# [EXTRACTED DATA]
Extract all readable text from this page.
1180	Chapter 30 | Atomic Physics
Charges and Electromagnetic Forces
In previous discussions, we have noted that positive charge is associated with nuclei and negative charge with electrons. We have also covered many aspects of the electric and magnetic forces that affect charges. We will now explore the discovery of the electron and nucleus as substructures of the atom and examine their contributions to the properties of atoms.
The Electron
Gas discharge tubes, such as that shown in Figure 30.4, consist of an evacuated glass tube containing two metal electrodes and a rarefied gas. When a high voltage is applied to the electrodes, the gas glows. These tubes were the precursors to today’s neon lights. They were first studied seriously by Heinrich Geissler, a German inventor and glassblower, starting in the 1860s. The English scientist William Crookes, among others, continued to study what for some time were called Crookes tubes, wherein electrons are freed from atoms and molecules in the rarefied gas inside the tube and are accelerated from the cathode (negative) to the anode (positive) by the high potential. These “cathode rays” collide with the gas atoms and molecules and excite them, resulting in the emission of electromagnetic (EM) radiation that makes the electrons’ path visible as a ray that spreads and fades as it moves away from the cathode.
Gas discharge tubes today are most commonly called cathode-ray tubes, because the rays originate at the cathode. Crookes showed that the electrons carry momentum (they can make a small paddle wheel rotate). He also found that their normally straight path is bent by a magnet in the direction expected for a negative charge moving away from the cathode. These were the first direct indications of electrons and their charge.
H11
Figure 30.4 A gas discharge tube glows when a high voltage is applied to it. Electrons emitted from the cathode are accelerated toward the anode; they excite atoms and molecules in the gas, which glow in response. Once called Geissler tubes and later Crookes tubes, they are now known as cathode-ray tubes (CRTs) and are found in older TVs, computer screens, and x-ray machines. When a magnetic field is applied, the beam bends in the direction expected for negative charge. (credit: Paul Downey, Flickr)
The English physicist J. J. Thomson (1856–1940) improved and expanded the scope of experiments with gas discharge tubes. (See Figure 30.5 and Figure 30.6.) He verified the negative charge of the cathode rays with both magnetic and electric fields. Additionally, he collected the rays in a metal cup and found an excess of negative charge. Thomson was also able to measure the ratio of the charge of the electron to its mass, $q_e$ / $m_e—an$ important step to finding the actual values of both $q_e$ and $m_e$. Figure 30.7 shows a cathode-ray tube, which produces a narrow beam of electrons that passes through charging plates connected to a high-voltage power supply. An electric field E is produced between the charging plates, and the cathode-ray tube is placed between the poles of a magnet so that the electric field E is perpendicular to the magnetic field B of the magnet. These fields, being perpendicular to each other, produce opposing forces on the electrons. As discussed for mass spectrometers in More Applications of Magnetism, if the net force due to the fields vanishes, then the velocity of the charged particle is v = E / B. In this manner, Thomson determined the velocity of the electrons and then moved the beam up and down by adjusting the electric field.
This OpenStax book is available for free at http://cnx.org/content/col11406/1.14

# [DIRECTION]
Only lines with the word "path" should be collected from the material.

# [EXPECTED OUTPUT]
Gas discharge tubes, such as that shown in Figure 30.4, consist of an evacuated glass tube containing two metal electrodes and a rarefied gas. When a high voltage is applied to the electrodes, the gas glows. These tubes were the precursors to today’s neon lights. They were first studied seriously by Heinrich Geissler, a German inventor and glassblower, starting in the 1860s. The English scientist William Crookes, among others, continued to study what for some time were called Crookes tubes, wherein electrons are freed from atoms and molecules in the rarefied gas inside the tube and are accelerated from the cathode (negative) to the anode (positive) by the high potential. These “cathode rays” collide with the gas atoms and molecules and excite them, resulting in the emission of electromagnetic (EM) radiation that makes the electrons’ path visible as a ray that spreads and fades as it moves away from the cathode.
Gas discharge tubes today are most commonly called cathode-ray tubes, because the rays originate at the cathode. Crookes showed that the electrons carry momentum (they can make a small paddle wheel rotate). He also found that their normally straight path is bent by a magnet in the direction expected for a negative charge moving away from the cathode. These were the first direct indications of electrons and their charge.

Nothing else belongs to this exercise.